Stated problem:
Could you transcribe the material below exactly, without leaving out a single line?
Begin Provided records
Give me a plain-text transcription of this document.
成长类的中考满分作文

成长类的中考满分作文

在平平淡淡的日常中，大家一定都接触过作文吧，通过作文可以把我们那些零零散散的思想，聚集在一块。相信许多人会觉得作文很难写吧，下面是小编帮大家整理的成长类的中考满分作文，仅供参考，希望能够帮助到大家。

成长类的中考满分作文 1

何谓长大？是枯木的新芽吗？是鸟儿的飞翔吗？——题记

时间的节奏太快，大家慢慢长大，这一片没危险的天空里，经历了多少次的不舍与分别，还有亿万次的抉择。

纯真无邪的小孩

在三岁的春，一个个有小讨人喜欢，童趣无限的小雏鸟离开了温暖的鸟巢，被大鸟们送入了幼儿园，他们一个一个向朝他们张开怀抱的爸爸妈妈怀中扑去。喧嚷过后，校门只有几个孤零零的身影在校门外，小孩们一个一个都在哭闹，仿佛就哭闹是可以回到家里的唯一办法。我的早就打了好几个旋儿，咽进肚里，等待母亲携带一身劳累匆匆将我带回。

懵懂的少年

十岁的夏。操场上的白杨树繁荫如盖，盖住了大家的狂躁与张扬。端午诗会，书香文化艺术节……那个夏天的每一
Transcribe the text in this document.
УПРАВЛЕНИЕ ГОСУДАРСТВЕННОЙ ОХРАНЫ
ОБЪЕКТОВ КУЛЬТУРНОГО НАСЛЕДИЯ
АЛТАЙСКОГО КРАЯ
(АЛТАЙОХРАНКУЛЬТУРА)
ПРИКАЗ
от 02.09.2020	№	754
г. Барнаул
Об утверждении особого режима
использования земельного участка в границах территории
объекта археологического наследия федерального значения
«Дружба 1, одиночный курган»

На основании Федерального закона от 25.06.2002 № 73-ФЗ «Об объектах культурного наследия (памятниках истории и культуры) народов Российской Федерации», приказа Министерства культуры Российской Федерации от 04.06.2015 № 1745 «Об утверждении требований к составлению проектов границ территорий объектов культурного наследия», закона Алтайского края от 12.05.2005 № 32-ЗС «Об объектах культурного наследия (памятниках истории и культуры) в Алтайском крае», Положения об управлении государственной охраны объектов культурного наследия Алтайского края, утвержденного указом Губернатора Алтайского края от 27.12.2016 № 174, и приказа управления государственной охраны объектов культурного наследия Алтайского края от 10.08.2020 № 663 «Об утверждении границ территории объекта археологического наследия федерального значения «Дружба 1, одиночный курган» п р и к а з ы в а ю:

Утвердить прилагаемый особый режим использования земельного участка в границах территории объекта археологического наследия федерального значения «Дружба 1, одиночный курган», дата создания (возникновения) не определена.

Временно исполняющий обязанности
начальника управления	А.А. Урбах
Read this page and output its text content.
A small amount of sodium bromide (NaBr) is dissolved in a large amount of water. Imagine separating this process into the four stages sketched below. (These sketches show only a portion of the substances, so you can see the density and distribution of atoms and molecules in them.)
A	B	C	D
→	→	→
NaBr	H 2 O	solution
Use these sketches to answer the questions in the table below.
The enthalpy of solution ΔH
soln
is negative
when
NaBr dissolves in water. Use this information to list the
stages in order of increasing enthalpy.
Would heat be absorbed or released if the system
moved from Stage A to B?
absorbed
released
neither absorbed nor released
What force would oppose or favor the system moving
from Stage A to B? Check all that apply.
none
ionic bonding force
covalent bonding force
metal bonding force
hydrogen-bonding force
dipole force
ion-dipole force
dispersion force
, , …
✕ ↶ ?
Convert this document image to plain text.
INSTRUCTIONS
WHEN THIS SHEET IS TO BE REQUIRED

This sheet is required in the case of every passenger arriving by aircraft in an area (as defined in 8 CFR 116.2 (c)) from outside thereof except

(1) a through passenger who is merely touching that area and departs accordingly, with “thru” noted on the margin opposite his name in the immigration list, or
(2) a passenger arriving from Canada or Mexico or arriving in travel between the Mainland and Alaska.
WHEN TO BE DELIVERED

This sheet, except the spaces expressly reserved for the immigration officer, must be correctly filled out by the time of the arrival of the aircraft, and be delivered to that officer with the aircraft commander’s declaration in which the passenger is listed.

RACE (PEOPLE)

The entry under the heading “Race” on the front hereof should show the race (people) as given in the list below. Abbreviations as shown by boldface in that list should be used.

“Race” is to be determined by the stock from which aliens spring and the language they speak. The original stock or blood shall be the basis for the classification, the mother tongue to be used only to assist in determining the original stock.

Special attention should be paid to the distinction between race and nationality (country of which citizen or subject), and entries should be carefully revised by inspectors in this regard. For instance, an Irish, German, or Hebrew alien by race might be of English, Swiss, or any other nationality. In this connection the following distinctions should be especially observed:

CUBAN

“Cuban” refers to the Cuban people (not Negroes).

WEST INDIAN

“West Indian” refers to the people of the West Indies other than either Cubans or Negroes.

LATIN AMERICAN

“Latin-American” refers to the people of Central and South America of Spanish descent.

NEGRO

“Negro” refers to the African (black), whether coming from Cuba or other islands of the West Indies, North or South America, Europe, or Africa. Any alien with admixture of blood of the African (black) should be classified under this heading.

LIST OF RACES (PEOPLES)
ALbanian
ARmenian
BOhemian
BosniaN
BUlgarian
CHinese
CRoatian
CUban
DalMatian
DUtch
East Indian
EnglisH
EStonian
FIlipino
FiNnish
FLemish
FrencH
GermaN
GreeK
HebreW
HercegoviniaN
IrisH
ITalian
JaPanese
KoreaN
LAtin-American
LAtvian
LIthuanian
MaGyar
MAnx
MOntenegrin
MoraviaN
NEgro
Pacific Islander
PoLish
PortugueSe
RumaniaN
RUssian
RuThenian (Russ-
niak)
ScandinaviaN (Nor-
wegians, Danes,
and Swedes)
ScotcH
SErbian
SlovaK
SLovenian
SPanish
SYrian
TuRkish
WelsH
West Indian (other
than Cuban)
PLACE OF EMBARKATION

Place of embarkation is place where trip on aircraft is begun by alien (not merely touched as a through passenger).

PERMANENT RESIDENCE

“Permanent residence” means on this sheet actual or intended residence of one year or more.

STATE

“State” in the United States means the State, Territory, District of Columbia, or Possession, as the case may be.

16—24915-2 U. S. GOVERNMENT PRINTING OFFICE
End Provided records
Response for this exercise:
Give me a plain-text transcription of this document.
成长类的中考满分作文

成长类的中考满分作文

在平平淡淡的日常中，大家一定都接触过作文吧，通过作文可以把我们那些零零散散的思想，聚集在一块。相信许多人会觉得作文很难写吧，下面是小编帮大家整理的成长类的中考满分作文，仅供参考，希望能够帮助到大家。

成长类的中考满分作文 1

何谓长大？是枯木的新芽吗？是鸟儿的飞翔吗？——题记

时间的节奏太快，大家慢慢长大，这一片没危险的天空里，经历了多少次的不舍与分别，还有亿万次的抉择。

纯真无邪的小孩

在三岁的春，一个个有小讨人喜欢，童趣无限的小雏鸟离开了温暖的鸟巢，被大鸟们送入了幼儿园，他们一个一个向朝他们张开怀抱的爸爸妈妈怀中扑去。喧嚷过后，校门只有几个孤零零的身影在校门外，小孩们一个一个都在哭闹，仿佛就哭闹是可以回到家里的唯一办法。我的早就打了好几个旋儿，咽进肚里，等待母亲携带一身劳累匆匆将我带回。

懵懂的少年

十岁的夏。操场上的白杨树繁荫如盖，盖住了大家的狂躁与张扬。端午诗会，书香文化艺术节……那个夏天的每一
Transcribe the text in this document.
УПРАВЛЕНИЕ ГОСУДАРСТВЕННОЙ ОХРАНЫ
ОБЪЕКТОВ КУЛЬТУРНОГО НАСЛЕДИЯ
АЛТАЙСКОГО КРАЯ
(АЛТАЙОХРАНКУЛЬТУРА)
ПРИКАЗ
от 02.09.2020	№	754
г. Барнаул
Об утверждении особого режима
использования земельного участка в границах территории
объекта археологического наследия федерального значения
«Дружба 1, одиночный курган»

На основании Федерального закона от 25.06.2002 № 73-ФЗ «Об объектах культурного наследия (памятниках истории и культуры) народов Российской Федерации», приказа Министерства культуры Российской Федерации от 04.06.2015 № 1745 «Об утверждении требований к составлению проектов границ территорий объектов культурного наследия», закона Алтайского края от 12.05.2005 № 32-ЗС «Об объектах культурного наследия (памятниках истории и культуры) в Алтайском крае», Положения об управлении государственной охраны объектов культурного наследия Алтайского края, утвержденного указом Губернатора Алтайского края от 27.12.2016 № 174, и приказа управления государственной охраны объектов культурного наследия Алтайского края от 10.08.2020 № 663 «Об утверждении границ территории объекта археологического наследия федерального значения «Дружба 1, одиночный курган» п р и к а з ы в а ю:

Утвердить прилагаемый особый режим использования земельного участка в границах территории объекта археологического наследия федерального значения «Дружба 1, одиночный курган», дата создания (возникновения) не определена.

Временно исполняющий обязанности
начальника управления	А.А. Урбах
Read this page and output its text content.
A small amount of sodium bromide (NaBr) is dissolved in a large amount of water. Imagine separating this process into the four stages sketched below. (These sketches show only a portion of the substances, so you can see the density and distribution of atoms and molecules in them.)
A	B	C	D
→	→	→
NaBr	H 2 O	solution
Use these sketches to answer the questions in the table below.
The enthalpy of solution ΔH
soln
is negative
when
NaBr dissolves in water. Use this information to list the
stages in order of increasing enthalpy.
Would heat be absorbed or released if the system
moved from Stage A to B?
absorbed
released
neither absorbed nor released
What force would oppose or favor the system moving
from Stage A to B? Check all that apply.
none
ionic bonding force
covalent bonding force
metal bonding force
hydrogen-bonding force
dipole force
ion-dipole force
dispersion force
, , …
✕ ↶ ?
Convert this document image to plain text.
INSTRUCTIONS
WHEN THIS SHEET IS TO BE REQUIRED

This sheet is required in the case of every passenger arriving by aircraft in an area (as defined in 8 CFR 116.2 (c)) from outside thereof except

(1) a through passenger who is merely touching that area and departs accordingly, with “thru” noted on the margin opposite his name in the immigration list, or
(2) a passenger arriving from Canada or Mexico or arriving in travel between the Mainland and Alaska.
WHEN TO BE DELIVERED

This sheet, except the spaces expressly reserved for the immigration officer, must be correctly filled out by the time of the arrival of the aircraft, and be delivered to that officer with the aircraft commander’s declaration in which the passenger is listed.

RACE (PEOPLE)

The entry under the heading “Race” on the front hereof should show the race (people) as given in the list below. Abbreviations as shown by boldface in that list should be used.

“Race” is to be determined by the stock from which aliens spring and the language they speak. The original stock or blood shall be the basis for the classification, the mother tongue to be used only to assist in determining the original stock.

Special attention should be paid to the distinction between race and nationality (country of which citizen or subject), and entries should be carefully revised by inspectors in this regard. For instance, an Irish, German, or Hebrew alien by race might be of English, Swiss, or any other nationality. In this connection the following distinctions should be especially observed:

CUBAN

“Cuban” refers to the Cuban people (not Negroes).

WEST INDIAN

“West Indian” refers to the people of the West Indies other than either Cubans or Negroes.

LATIN AMERICAN

“Latin-American” refers to the people of Central and South America of Spanish descent.

NEGRO

“Negro” refers to the African (black), whether coming from Cuba or other islands of the West Indies, North or South America, Europe, or Africa. Any alien with admixture of blood of the African (black) should be classified under this heading.

LIST OF RACES (PEOPLES)
ALbanian
ARmenian
BOhemian
BosniaN
BUlgarian
CHinese
CRoatian
CUban
DalMatian
DUtch
East Indian
EnglisH
EStonian
FIlipino
FiNnish
FLemish
FrencH
GermaN
GreeK
HebreW
HercegoviniaN
IrisH
ITalian
JaPanese
KoreaN
LAtin-American
LAtvian
LIthuanian
MaGyar
MAnx
MOntenegrin
MoraviaN
NEgro
Pacific Islander
PoLish
PortugueSe
RumaniaN
RUssian
RuThenian (Russ-
niak)
ScandinaviaN (Nor-
wegians, Danes,
and Swedes)
ScotcH
SErbian
SlovaK
SLovenian
SPanish
SYrian
TuRkish
WelsH
West Indian (other
than Cuban)
PLACE OF EMBARKATION

Place of embarkation is place where trip on aircraft is begun by alien (not merely touched as a through passenger).

PERMANENT RESIDENCE

“Permanent residence” means on this sheet actual or intended residence of one year or more.

STATE

“State” in the United States means the State, Territory, District of Columbia, or Possession, as the case may be.

16—24915-2 U. S. GOVERNMENT PRINTING OFFICE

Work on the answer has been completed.